(Beginning of Data shown)
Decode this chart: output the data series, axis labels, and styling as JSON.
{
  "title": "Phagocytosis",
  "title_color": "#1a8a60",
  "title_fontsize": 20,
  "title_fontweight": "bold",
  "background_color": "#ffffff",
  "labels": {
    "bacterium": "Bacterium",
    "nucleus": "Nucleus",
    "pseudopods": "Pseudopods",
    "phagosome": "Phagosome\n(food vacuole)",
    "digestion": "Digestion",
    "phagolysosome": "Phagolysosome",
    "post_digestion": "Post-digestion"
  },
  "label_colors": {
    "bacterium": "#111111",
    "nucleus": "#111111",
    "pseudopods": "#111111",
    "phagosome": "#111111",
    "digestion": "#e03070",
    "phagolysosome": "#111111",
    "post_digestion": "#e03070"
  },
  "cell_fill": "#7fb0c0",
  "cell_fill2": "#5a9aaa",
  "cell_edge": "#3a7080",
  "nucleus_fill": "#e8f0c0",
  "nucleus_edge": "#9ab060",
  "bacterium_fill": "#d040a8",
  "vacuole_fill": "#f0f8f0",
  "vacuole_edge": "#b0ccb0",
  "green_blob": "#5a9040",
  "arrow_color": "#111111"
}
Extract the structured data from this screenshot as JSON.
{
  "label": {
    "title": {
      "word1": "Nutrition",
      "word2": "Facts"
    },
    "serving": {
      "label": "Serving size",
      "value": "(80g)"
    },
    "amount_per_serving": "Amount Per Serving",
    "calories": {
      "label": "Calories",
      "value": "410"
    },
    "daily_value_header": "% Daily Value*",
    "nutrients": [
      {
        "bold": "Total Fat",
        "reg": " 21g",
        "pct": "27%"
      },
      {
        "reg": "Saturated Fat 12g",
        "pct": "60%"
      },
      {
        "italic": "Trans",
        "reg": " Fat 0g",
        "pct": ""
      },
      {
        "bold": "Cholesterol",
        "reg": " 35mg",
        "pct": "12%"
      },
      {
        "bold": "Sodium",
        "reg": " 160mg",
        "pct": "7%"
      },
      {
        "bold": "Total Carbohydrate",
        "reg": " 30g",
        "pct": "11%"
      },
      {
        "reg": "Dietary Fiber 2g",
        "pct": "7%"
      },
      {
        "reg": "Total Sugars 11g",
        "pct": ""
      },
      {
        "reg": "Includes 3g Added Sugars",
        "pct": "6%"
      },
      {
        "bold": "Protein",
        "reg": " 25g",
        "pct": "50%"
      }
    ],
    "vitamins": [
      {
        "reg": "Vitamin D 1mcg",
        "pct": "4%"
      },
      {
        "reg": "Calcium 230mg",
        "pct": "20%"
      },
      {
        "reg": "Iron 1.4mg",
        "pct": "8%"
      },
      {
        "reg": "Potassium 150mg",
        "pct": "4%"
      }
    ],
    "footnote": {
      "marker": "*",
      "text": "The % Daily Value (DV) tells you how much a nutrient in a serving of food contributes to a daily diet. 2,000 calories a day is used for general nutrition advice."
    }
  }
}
(End of Data shown)
__What you will do__.
Every record in the listing above is to be copied exactly.

__Exercise result__.
Decode this chart: output the data series, axis labels, and styling as JSON.
{
  "title": "Phagocytosis",
  "title_color": "#1a8a60",
  "title_fontsize": 20,
  "title_fontweight": "bold",
  "background_color": "#ffffff",
  "labels": {
    "bacterium": "Bacterium",
    "nucleus": "Nucleus",
    "pseudopods": "Pseudopods",
    "phagosome": "Phagosome\n(food vacuole)",
    "digestion": "Digestion",
    "phagolysosome": "Phagolysosome",
    "post_digestion": "Post-digestion"
  },
  "label_colors": {
    "bacterium": "#111111",
    "nucleus": "#111111",
    "pseudopods": "#111111",
    "phagosome": "#111111",
    "digestion": "#e03070",
    "phagolysosome": "#111111",
    "post_digestion": "#e03070"
  },
  "cell_fill": "#7fb0c0",
  "cell_fill2": "#5a9aaa",
  "cell_edge": "#3a7080",
  "nucleus_fill": "#e8f0c0",
  "nucleus_edge": "#9ab060",
  "bacterium_fill": "#d040a8",
  "vacuole_fill": "#f0f8f0",
  "vacuole_edge": "#b0ccb0",
  "green_blob": "#5a9040",
  "arrow_color": "#111111"
}
Extract the structured data from this screenshot as JSON.
{
  "label": {
    "title": {
      "word1": "Nutrition",
      "word2": "Facts"
    },
    "serving": {
      "label": "Serving size",
      "value": "(80g)"
    },
    "amount_per_serving": "Amount Per Serving",
    "calories": {
      "label": "Calories",
      "value": "410"
    },
    "daily_value_header": "% Daily Value*",
    "nutrients": [
      {
        "bold": "Total Fat",
        "reg": " 21g",
        "pct": "27%"
      },
      {
        "reg": "Saturated Fat 12g",
        "pct": "60%"
      },
      {
        "italic": "Trans",
        "reg": " Fat 0g",
        "pct": ""
      },
      {
        "bold": "Cholesterol",
        "reg": " 35mg",
        "pct": "12%"
      },
      {
        "bold": "Sodium",
        "reg": " 160mg",
        "pct": "7%"
      },
      {
        "bold": "Total Carbohydrate",
        "reg": " 30g",
        "pct": "11%"
      },
      {
        "reg": "Dietary Fiber 2g",
        "pct": "7%"
      },
      {
        "reg": "Total Sugars 11g",
        "pct": ""
      },
      {
        "reg": "Includes 3g Added Sugars",
        "pct": "6%"
      },
      {
        "bold": "Protein",
        "reg": " 25g",
        "pct": "50%"
      }
    ],
    "vitamins": [
      {
        "reg": "Vitamin D 1mcg",
        "pct": "4%"
      },
      {
        "reg": "Calcium 230mg",
        "pct": "20%"
      },
      {
        "reg": "Iron 1.4mg",
        "pct": "8%"
      },
      {
        "reg": "Potassium 150mg",
        "pct": "4%"
      }
    ],
    "footnote": {
      "marker": "*",
      "text": "The % Daily Value (DV) tells you how much a nutrient in a serving of food contributes to a daily diet. 2,000 calories a day is used for general nutrition advice."
    }
  }
}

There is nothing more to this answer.